Stored records
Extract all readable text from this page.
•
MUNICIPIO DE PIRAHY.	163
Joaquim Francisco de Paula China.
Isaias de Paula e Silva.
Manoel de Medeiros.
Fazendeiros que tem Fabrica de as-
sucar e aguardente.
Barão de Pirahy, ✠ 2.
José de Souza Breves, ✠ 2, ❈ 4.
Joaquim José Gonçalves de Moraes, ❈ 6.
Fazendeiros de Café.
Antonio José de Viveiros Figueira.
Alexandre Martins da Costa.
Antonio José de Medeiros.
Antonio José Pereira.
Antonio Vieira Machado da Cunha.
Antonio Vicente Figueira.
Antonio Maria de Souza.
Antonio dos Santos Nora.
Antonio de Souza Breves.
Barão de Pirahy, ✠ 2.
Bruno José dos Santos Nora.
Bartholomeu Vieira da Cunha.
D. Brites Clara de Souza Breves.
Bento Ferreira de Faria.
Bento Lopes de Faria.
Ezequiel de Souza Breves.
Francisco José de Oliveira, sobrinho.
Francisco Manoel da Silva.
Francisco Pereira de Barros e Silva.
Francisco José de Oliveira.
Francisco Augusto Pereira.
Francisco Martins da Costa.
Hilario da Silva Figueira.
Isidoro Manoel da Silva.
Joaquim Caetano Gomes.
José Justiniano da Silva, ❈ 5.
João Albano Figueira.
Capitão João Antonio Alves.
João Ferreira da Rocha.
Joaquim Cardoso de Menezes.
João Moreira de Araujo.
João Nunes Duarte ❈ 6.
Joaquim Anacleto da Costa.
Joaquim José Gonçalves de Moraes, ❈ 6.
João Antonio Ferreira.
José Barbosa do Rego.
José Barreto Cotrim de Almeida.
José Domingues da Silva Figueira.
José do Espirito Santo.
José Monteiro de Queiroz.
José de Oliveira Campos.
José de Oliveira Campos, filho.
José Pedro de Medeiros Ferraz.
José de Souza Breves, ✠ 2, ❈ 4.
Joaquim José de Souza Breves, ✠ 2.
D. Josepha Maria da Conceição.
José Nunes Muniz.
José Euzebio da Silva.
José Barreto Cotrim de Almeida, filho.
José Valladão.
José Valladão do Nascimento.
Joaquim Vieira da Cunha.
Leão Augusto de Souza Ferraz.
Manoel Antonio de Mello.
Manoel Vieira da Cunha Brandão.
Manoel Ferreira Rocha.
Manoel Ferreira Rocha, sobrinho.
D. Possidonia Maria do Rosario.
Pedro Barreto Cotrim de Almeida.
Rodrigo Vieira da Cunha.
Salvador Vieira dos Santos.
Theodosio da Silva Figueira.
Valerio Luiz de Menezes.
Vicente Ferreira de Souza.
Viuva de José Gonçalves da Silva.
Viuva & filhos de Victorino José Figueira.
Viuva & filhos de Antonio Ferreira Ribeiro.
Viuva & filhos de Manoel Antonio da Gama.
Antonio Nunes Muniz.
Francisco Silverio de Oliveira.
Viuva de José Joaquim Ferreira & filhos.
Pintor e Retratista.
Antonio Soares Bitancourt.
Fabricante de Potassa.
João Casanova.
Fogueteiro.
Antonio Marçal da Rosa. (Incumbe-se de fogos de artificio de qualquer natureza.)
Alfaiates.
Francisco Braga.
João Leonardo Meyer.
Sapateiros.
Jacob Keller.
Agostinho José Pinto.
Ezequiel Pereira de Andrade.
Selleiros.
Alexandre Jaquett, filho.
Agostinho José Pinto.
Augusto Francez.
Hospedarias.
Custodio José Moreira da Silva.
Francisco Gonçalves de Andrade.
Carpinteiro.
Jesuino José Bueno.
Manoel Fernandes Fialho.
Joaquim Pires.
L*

Instructions for the task
Search the records for the word "João" and copy every line where it occurs.

Task solution
João Albano Figueira.
Capitão João Antonio Alves.
João Ferreira da Rocha.
João Moreira de Araujo.
João Nunes Duarte ❈ 6.
João Antonio Ferreira.
João Casanova.
João Leonardo Meyer.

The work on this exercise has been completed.